▶ GIVEN REQUEST: Copy the full set of lines exactly as given.
START
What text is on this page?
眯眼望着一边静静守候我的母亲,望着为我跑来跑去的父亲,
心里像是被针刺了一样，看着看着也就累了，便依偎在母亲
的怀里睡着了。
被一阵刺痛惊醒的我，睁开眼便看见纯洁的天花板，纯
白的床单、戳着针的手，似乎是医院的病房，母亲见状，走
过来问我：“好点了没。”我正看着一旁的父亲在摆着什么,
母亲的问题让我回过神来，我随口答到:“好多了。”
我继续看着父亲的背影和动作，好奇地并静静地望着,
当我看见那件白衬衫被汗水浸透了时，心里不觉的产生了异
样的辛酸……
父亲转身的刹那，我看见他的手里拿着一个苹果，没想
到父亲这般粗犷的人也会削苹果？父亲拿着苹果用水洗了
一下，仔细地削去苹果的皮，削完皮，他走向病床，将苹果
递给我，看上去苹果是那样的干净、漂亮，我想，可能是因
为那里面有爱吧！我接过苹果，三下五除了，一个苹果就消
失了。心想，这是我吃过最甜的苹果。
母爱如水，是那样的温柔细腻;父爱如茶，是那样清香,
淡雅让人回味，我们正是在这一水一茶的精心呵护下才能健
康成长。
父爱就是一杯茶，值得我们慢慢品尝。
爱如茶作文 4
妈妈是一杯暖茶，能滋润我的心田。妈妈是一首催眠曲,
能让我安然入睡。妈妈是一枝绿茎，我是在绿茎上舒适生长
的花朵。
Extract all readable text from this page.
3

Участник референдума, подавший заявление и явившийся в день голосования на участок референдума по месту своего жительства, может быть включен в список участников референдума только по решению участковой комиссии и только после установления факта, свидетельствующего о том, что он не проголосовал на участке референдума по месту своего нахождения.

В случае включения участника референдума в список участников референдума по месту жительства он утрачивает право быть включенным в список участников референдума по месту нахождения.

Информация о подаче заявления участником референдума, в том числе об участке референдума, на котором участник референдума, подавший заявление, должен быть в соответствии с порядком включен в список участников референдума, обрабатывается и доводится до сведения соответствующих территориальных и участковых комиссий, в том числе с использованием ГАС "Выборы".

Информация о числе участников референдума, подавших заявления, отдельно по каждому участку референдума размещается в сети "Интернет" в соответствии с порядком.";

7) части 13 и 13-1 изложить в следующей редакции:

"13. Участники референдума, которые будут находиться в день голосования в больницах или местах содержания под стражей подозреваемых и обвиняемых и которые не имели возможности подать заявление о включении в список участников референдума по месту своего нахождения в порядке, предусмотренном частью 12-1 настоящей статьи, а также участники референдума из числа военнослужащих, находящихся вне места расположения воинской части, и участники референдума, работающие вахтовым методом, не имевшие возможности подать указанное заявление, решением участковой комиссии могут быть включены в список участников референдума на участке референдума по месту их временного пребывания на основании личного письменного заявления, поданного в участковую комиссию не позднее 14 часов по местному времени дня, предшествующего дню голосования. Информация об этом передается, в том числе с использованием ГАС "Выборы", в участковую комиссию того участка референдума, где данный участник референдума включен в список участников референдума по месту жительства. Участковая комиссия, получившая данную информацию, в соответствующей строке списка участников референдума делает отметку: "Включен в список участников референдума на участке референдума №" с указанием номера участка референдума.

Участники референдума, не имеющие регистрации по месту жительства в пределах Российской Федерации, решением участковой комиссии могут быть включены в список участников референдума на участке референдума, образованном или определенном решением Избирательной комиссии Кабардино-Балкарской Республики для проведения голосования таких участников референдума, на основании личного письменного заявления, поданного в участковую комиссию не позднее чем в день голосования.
END
▶ RESPONSE TO THE EXERCISE:
What text is on this page?
眯眼望着一边静静守候我的母亲,望着为我跑来跑去的父亲,
心里像是被针刺了一样，看着看着也就累了，便依偎在母亲
的怀里睡着了。
被一阵刺痛惊醒的我，睁开眼便看见纯洁的天花板，纯
白的床单、戳着针的手，似乎是医院的病房，母亲见状，走
过来问我：“好点了没。”我正看着一旁的父亲在摆着什么,
母亲的问题让我回过神来，我随口答到:“好多了。”
我继续看着父亲的背影和动作，好奇地并静静地望着,
当我看见那件白衬衫被汗水浸透了时，心里不觉的产生了异
样的辛酸……
父亲转身的刹那，我看见他的手里拿着一个苹果，没想
到父亲这般粗犷的人也会削苹果？父亲拿着苹果用水洗了
一下，仔细地削去苹果的皮，削完皮，他走向病床，将苹果
递给我，看上去苹果是那样的干净、漂亮，我想，可能是因
为那里面有爱吧！我接过苹果，三下五除了，一个苹果就消
失了。心想，这是我吃过最甜的苹果。
母爱如水，是那样的温柔细腻;父爱如茶，是那样清香,
淡雅让人回味，我们正是在这一水一茶的精心呵护下才能健
康成长。
父爱就是一杯茶，值得我们慢慢品尝。
爱如茶作文 4
妈妈是一杯暖茶，能滋润我的心田。妈妈是一首催眠曲,
能让我安然入睡。妈妈是一枝绿茎，我是在绿茎上舒适生长
的花朵。
Extract all readable text from this page.
3

Участник референдума, подавший заявление и явившийся в день голосования на участок референдума по месту своего жительства, может быть включен в список участников референдума только по решению участковой комиссии и только после установления факта, свидетельствующего о том, что он не проголосовал на участке референдума по месту своего нахождения.

В случае включения участника референдума в список участников референдума по месту жительства он утрачивает право быть включенным в список участников референдума по месту нахождения.

Информация о подаче заявления участником референдума, в том числе об участке референдума, на котором участник референдума, подавший заявление, должен быть в соответствии с порядком включен в список участников референдума, обрабатывается и доводится до сведения соответствующих территориальных и участковых комиссий, в том числе с использованием ГАС "Выборы".

Информация о числе участников референдума, подавших заявления, отдельно по каждому участку референдума размещается в сети "Интернет" в соответствии с порядком.";

7) части 13 и 13-1 изложить в следующей редакции:

"13. Участники референдума, которые будут находиться в день голосования в больницах или местах содержания под стражей подозреваемых и обвиняемых и которые не имели возможности подать заявление о включении в список участников референдума по месту своего нахождения в порядке, предусмотренном частью 12-1 настоящей статьи, а также участники референдума из числа военнослужащих, находящихся вне места расположения воинской части, и участники референдума, работающие вахтовым методом, не имевшие возможности подать указанное заявление, решением участковой комиссии могут быть включены в список участников референдума на участке референдума по месту их временного пребывания на основании личного письменного заявления, поданного в участковую комиссию не позднее 14 часов по местному времени дня, предшествующего дню голосования. Информация об этом передается, в том числе с использованием ГАС "Выборы", в участковую комиссию того участка референдума, где данный участник референдума включен в список участников референдума по месту жительства. Участковая комиссия, получившая данную информацию, в соответствующей строке списка участников референдума делает отметку: "Включен в список участников референдума на участке референдума №" с указанием номера участка референдума.

Участники референдума, не имеющие регистрации по месту жительства в пределах Российской Федерации, решением участковой комиссии могут быть включены в список участников референдума на участке референдума, образованном или определенном решением Избирательной комиссии Кабардино-Балкарской Республики для проведения голосования таких участников референдума, на основании личного письменного заявления, поданного в участковую комиссию не позднее чем в день голосования.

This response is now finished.